Problem description: Convert each line of the records below into a JSON list of strings, one string per line, with blank lines left out. Leave the pictures out of the list.

START Task inputs

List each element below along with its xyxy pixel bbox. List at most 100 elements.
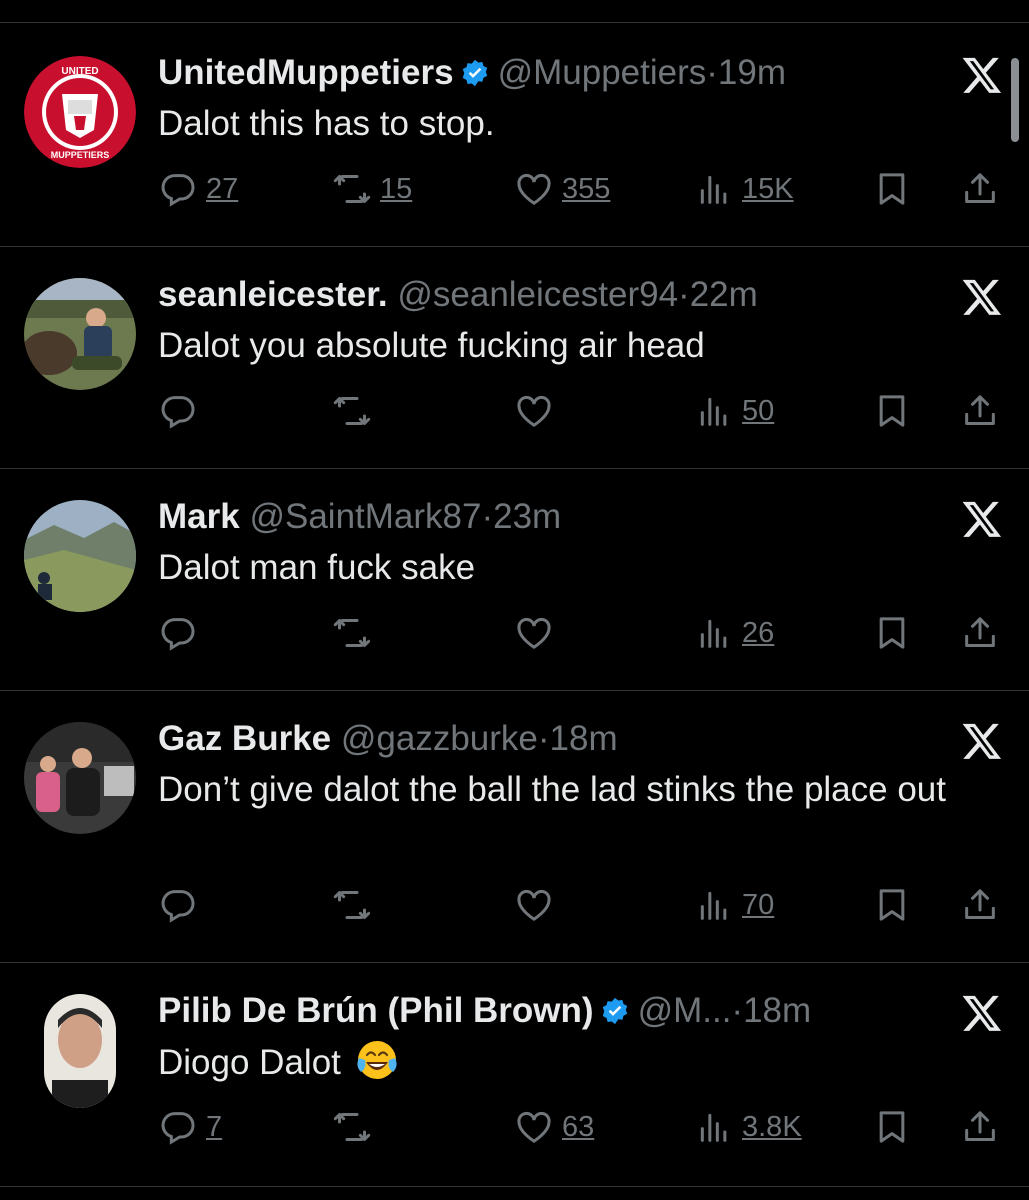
tweet-actions: 50 [158,386,1004,436]
retweet-icon [333,397,371,425]
display-name[interactable]: seanleicester. [158,275,388,314]
display-name[interactable]: Pilib De Brún (Phil Brown) [158,991,594,1030]
separator-dot: · [706,53,718,92]
tweet-text: Dalot this has to stop. [158,104,495,143]
separator-dot: · [678,275,690,314]
x-logo-icon [962,279,1002,315]
tweet[interactable]: Mark @SaintMark87·23m Dalot man fuck sak… [0,494,1029,690]
avatar[interactable] [44,994,116,1108]
bookmark-icon [879,889,905,921]
bookmark-button[interactable] [872,608,912,658]
timestamp[interactable]: 18m [743,991,811,1030]
divider [0,690,1029,691]
handle[interactable]: @seanleicester94 [397,275,678,314]
views-button[interactable]: 15K [694,164,794,214]
x-logo-icon [962,723,1002,759]
timestamp[interactable]: 22m [690,275,758,314]
bookmark-button[interactable] [872,1102,912,1152]
timestamp[interactable]: 23m [493,497,561,536]
avatar[interactable] [24,500,136,612]
like-button[interactable]: 63 [514,1102,594,1152]
bookmark-button[interactable] [872,164,912,214]
views-button[interactable]: 3.8K [694,1102,802,1152]
like-count: 63 [562,1110,595,1143]
share-button[interactable] [960,164,1000,214]
views-button[interactable]: 50 [694,386,774,436]
tweet-actions: 27 15 355 15K [158,164,1004,214]
handle[interactable]: @gazzburke [341,719,538,758]
views-button[interactable]: 26 [694,608,774,658]
tweet[interactable]: Gaz Burke @gazzburke·18m Don’t give dalo… [0,716,1029,962]
share-button[interactable] [960,386,1000,436]
share-button[interactable] [960,608,1000,658]
tweet-text: Don’t give dalot the ball the lad stinks… [158,770,946,809]
share-icon [965,395,995,425]
view-count: 50 [742,394,775,427]
retweet-icon [333,891,371,919]
display-name[interactable]: UnitedMuppetiers [158,53,454,92]
reply-button[interactable]: 27 [158,164,238,214]
reply-button[interactable] [158,608,206,658]
avatar[interactable] [24,278,136,390]
retweet-button[interactable] [332,608,380,658]
bookmark-button[interactable] [872,386,912,436]
tweet[interactable]: Pilib De Brún (Phil Brown) @M...·18m Diog… [0,988,1029,1188]
share-button[interactable] [960,880,1000,930]
reply-count: 7 [206,1110,223,1143]
reply-icon [161,174,195,207]
like-button[interactable] [514,608,562,658]
tweet-header: Mark @SaintMark87·23m [158,494,561,540]
retweet-icon [333,175,371,203]
views-icon [700,619,727,648]
views-button[interactable]: 70 [694,880,774,930]
divider [0,962,1029,963]
tweet-actions: 70 [158,880,1004,930]
like-button[interactable] [514,880,562,930]
handle[interactable]: @M... [638,991,732,1030]
verified-badge-icon [602,997,627,1025]
retweet-button[interactable] [332,1102,380,1152]
tweet[interactable]: UNITED MUPPETIERS UnitedMuppetiers @Muppe… [0,50,1029,246]
reply-button[interactable] [158,880,206,930]
like-button[interactable]: 355 [514,164,610,214]
like-count: 355 [562,172,611,205]
reply-count: 27 [206,172,239,205]
divider [0,22,1029,23]
views-icon [700,1113,727,1142]
reply-button[interactable] [158,386,206,436]
display-name[interactable]: Mark [158,497,240,536]
bookmark-icon [879,1111,905,1143]
share-button[interactable] [960,1102,1000,1152]
separator-dot: · [731,991,744,1030]
avatar[interactable] [24,722,136,834]
divider [0,468,1029,469]
handle[interactable]: @Muppetiers [498,53,707,92]
bookmark-icon [879,395,905,427]
display-name[interactable]: Gaz Burke [158,719,331,758]
tweet-header: UnitedMuppetiers @Muppetiers·19m [158,50,786,96]
timestamp[interactable]: 18m [550,719,618,758]
like-icon [517,173,551,205]
retweet-button[interactable] [332,386,380,436]
handle[interactable]: @SaintMark87 [249,497,481,536]
tweet-text: Dalot man fuck sake [158,548,476,587]
view-count: 70 [742,888,775,921]
retweet-button[interactable]: 15 [332,164,412,214]
divider [0,246,1029,247]
tweet-header: Pilib De Brún (Phil Brown) @M...·18m [158,988,811,1034]
avatar[interactable]: UNITED MUPPETIERS [24,56,136,168]
like-button[interactable] [514,386,562,436]
share-icon [965,889,995,919]
retweet-button[interactable] [332,880,380,930]
timestamp[interactable]: 19m [718,53,786,92]
bookmark-button[interactable] [872,880,912,930]
view-count: 3.8K [742,1110,802,1143]
x-logo-icon [962,995,1002,1031]
reply-icon [161,1112,195,1145]
tweet[interactable]: seanleicester. @seanleicester94·22m Dalo… [0,272,1029,468]
tweet-header: Gaz Burke @gazzburke·18m [158,716,618,762]
tweet-actions: 26 [158,608,1004,658]
bookmark-icon [879,617,905,649]
reply-button[interactable]: 7 [158,1102,222,1152]
retweet-icon [333,619,371,647]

END Task inputs

Response to this task:
[
  "List each element below along with its xyxy pixel bbox. List at most 100 elements.",
  "tweet-actions: 50 [158,386,1004,436]",
  "retweet-icon [333,397,371,425]",
  "display-name[interactable]: seanleicester. [158,275,388,314]",
  "display-name[interactable]: Pilib De Brún (Phil Brown) [158,991,594,1030]",
  "separator-dot: · [706,53,718,92]",
  "tweet-text: Dalot this has to stop. [158,104,495,143]",
  "separator-dot: · [678,275,690,314]",
  "x-logo-icon [962,279,1002,315]",
  "tweet[interactable]: Mark @SaintMark87·23m Dalot man fuck sak… [0,494,1029,690]",
  "avatar[interactable] [44,994,116,1108]",
  "bookmark-icon [879,889,905,921]",
  "bookmark-button[interactable] [872,608,912,658]",
  "timestamp[interactable]: 18m [743,991,811,1030]",
  "divider [0,690,1029,691]",
  "handle[interactable]: @seanleicester94 [397,275,678,314]",
  "views-button[interactable]: 15K [694,164,794,214]",
  "x-logo-icon [962,723,1002,759]",
  "timestamp[interactable]: 22m [690,275,758,314]",
  "bookmark-button[interactable] [872,1102,912,1152]",
  "timestamp[interactable]: 23m [493,497,561,536]",
  "avatar[interactable] [24,500,136,612]",
  "like-button[interactable]: 63 [514,1102,594,1152]",
  "bookmark-button[interactable] [872,164,912,214]",
  "views-button[interactable]: 3.8K [694,1102,802,1152]",
  "like-count: 63 [562,1110,595,1143]",
  "share-button[interactable] [960,164,1000,214]",
  "views-button[interactable]: 50 [694,386,774,436]",
  "tweet-actions: 27 15 355 15K [158,164,1004,214]",
  "handle[interactable]: @gazzburke [341,719,538,758]",
  "views-button[interactable]: 26 [694,608,774,658]",
  "tweet[interactable]: Gaz Burke @gazzburke·18m Don’t give dalo… [0,716,1029,962]",
  "share-button[interactable] [960,386,1000,436]",
  "share-button[interactable] [960,608,1000,658]",
  "tweet-text: Don’t give dalot the ball the lad stinks… [158,770,946,809]",
  "share-icon [965,395,995,425]",
  "view-count: 50 [742,394,775,427]",
  "retweet-icon [333,891,371,919]",
  "display-name[interactable]: UnitedMuppetiers [158,53,454,92]",
  "reply-button[interactable]: 27 [158,164,238,214]",
  "reply-button[interactable] [158,608,206,658]",
  "avatar[interactable] [24,278,136,390]",
  "retweet-button[interactable] [332,608,380,658]",
  "bookmark-button[interactable] [872,386,912,436]",
  "tweet[interactable]: Pilib De Brún (Phil Brown) @M...·18m Diog… [0,988,1029,1188]",
  "share-button[interactable] [960,880,1000,930]",
  "reply-count: 7 [206,1110,223,1143]",
  "reply-icon [161,174,195,207]",
  "like-button[interactable] [514,608,562,658]",
  "tweet-header: Mark @SaintMark87·23m [158,494,561,540]",
  "retweet-icon [333,175,371,203]",
  "views-icon [700,619,727,648]",
  "views-button[interactable]: 70 [694,880,774,930]",
  "divider [0,962,1029,963]",
  "tweet-actions: 70 [158,880,1004,930]",
  "like-button[interactable] [514,880,562,930]",
  "handle[interactable]: @M... [638,991,732,1030]",
  "verified-badge-icon [602,997,627,1025]",
  "retweet-button[interactable] [332,1102,380,1152]",
  "tweet[interactable]: UNITED MUPPETIERS UnitedMuppetiers @Muppe… [0,50,1029,246]",
  "reply-button[interactable] [158,880,206,930]",
  "like-button[interactable]: 355 [514,164,610,214]",
  "like-count: 355 [562,172,611,205]",
  "reply-count: 27 [206,172,239,205]",
  "divider [0,22,1029,23]",
  "views-icon [700,1113,727,1142]",
  "reply-button[interactable] [158,386,206,436]",
  "display-name[interactable]: Mark [158,497,240,536]",
  "bookmark-icon [879,1111,905,1143]",
  "share-button[interactable] [960,1102,1000,1152]",
  "separator-dot: · [731,991,744,1030]",
  "avatar[interactable] [24,722,136,834]",
  "divider [0,468,1029,469]",
  "handle[interactable]: @Muppetiers [498,53,707,92]",
  "bookmark-icon [879,395,905,427]",
  "display-name[interactable]: Gaz Burke [158,719,331,758]",
  "tweet-header: UnitedMuppetiers @Muppetiers·19m [158,50,786,96]",
  "timestamp[interactable]: 18m [550,719,618,758]",
  "like-icon [517,173,551,205]",
  "retweet-button[interactable] [332,386,380,436]",
  "handle[interactable]: @SaintMark87 [249,497,481,536]",
  "tweet-text: Dalot man fuck sake [158,548,476,587]",
  "view-count: 70 [742,888,775,921]",
  "retweet-button[interactable]: 15 [332,164,412,214]",
  "divider [0,246,1029,247]",
  "tweet-header: Pilib De Brún (Phil Brown) @M...·18m [158,988,811,1034]",
  "avatar[interactable]: UNITED MUPPETIERS [24,56,136,168]",
  "like-button[interactable] [514,386,562,436]",
  "share-icon [965,889,995,919]",
  "retweet-button[interactable] [332,880,380,930]",
  "timestamp[interactable]: 19m [718,53,786,92]",
  "bookmark-button[interactable] [872,880,912,930]",
  "view-count: 3.8K [742,1110,802,1143]",
  "x-logo-icon [962,995,1002,1031]",
  "reply-icon [161,1112,195,1145]",
  "tweet[interactable]: seanleicester. @seanleicester94·22m Dalo… [0,272,1029,468]",
  "tweet-header: Gaz Burke @gazzburke·18m [158,716,618,762]",
  "tweet-actions: 26 [158,608,1004,658]",
  "bookmark-icon [879,617,905,649]",
  "reply-button[interactable]: 7 [158,1102,222,1152]",
  "retweet-icon [333,619,371,647]"
]